### [Aim]
Locate each line containing the string "this" and copy it out.

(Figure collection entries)
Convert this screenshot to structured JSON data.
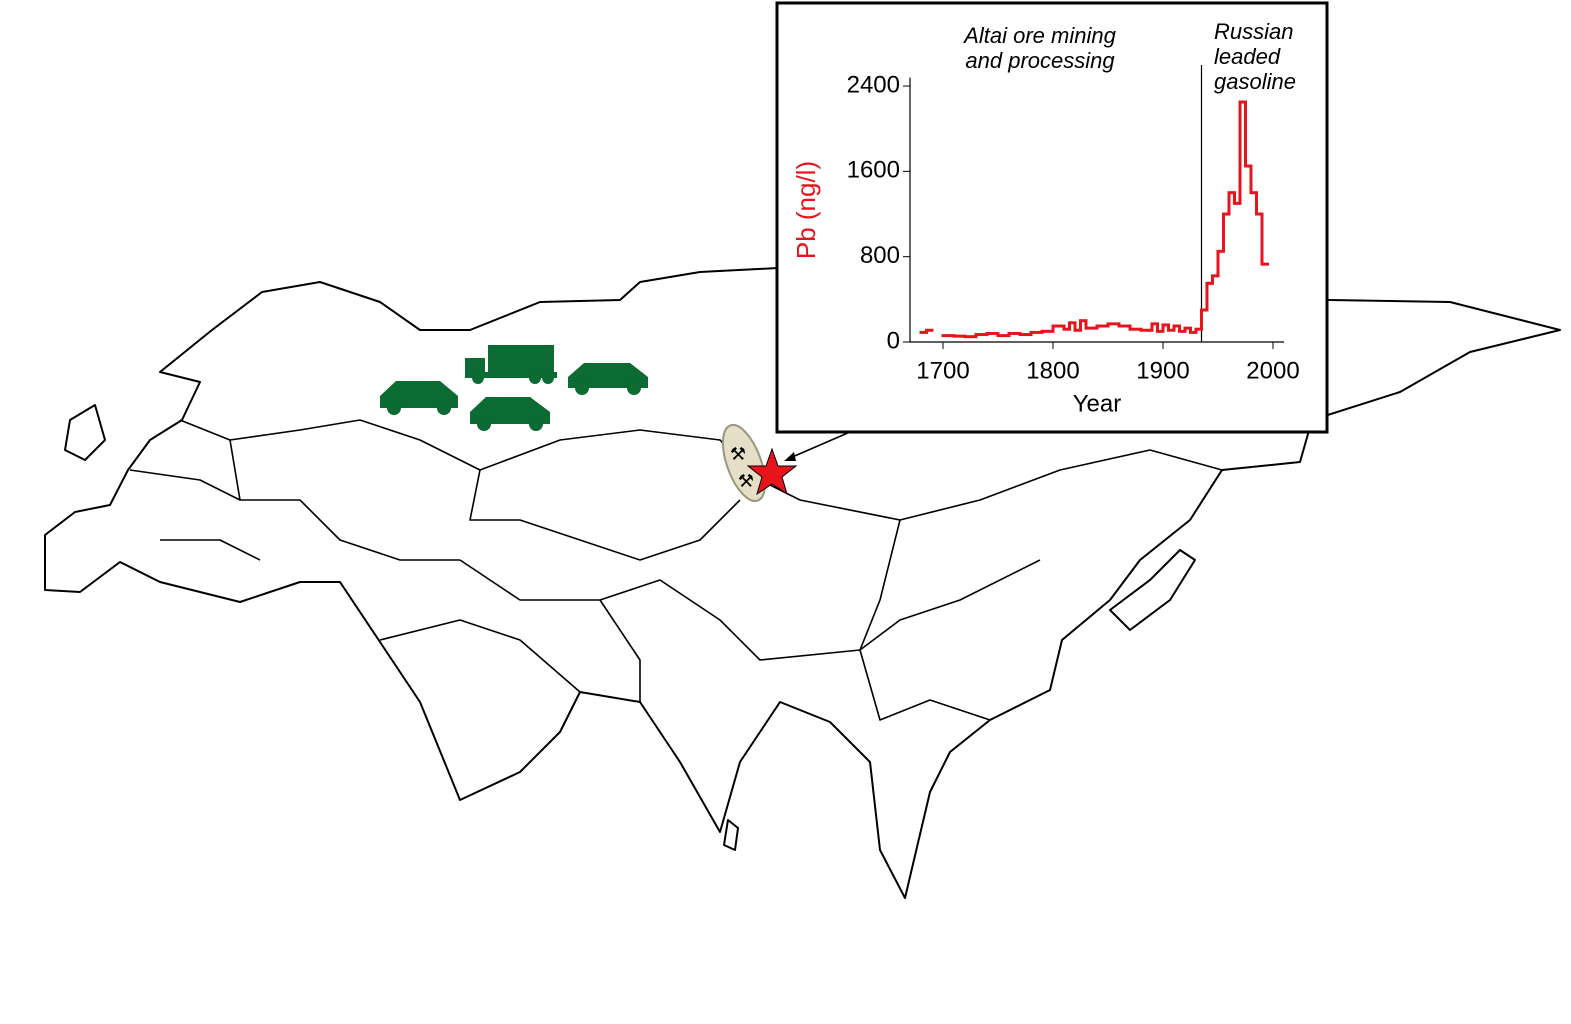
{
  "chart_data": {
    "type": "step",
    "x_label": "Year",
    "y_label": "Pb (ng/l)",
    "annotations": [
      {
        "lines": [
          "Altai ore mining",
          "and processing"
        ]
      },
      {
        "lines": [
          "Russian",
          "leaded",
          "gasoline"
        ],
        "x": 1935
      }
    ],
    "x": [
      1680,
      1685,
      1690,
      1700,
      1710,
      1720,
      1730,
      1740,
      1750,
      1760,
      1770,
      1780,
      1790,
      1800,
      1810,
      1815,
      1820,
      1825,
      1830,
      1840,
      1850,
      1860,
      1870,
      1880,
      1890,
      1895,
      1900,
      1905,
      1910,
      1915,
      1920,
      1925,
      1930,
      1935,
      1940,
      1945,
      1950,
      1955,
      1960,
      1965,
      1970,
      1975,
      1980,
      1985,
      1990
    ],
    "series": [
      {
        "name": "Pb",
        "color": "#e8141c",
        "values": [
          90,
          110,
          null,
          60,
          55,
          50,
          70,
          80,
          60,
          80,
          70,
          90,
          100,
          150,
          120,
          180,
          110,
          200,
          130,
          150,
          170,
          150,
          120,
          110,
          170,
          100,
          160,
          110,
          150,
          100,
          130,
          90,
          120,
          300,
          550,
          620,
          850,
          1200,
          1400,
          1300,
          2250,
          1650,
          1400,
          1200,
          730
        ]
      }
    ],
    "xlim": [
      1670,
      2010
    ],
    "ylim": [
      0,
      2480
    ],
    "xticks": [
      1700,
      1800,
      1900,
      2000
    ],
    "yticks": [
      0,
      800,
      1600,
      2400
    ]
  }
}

...

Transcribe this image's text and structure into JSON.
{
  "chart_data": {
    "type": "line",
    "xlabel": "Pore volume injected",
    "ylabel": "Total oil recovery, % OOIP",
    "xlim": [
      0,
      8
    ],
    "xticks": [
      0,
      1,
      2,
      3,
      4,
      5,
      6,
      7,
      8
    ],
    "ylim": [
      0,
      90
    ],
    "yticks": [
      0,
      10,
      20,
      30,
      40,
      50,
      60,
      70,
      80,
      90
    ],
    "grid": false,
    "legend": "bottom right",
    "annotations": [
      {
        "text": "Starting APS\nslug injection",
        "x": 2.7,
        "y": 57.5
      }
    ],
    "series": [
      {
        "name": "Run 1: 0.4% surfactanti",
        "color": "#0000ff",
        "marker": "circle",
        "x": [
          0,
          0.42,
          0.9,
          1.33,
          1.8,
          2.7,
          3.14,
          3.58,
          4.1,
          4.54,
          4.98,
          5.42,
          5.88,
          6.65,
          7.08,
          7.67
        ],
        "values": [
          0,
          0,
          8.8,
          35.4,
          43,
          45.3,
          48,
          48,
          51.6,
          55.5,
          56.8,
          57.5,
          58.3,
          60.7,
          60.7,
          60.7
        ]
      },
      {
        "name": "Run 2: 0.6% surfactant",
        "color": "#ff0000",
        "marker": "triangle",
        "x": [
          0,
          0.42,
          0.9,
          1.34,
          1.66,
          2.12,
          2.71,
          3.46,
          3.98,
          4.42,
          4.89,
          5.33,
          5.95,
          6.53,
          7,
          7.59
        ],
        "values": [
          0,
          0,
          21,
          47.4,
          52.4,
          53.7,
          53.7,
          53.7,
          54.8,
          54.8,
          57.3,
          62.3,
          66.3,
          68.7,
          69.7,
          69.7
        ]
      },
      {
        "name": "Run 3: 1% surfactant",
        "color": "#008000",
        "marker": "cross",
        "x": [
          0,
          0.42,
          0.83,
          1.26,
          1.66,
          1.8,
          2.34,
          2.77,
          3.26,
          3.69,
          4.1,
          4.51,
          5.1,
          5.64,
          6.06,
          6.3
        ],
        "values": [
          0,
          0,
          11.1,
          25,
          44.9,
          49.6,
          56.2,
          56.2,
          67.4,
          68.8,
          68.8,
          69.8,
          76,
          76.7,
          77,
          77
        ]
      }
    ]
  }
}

### [Reply]
Convert this screenshot to structured JSON data.
Transcribe this image's text and structure into JSON.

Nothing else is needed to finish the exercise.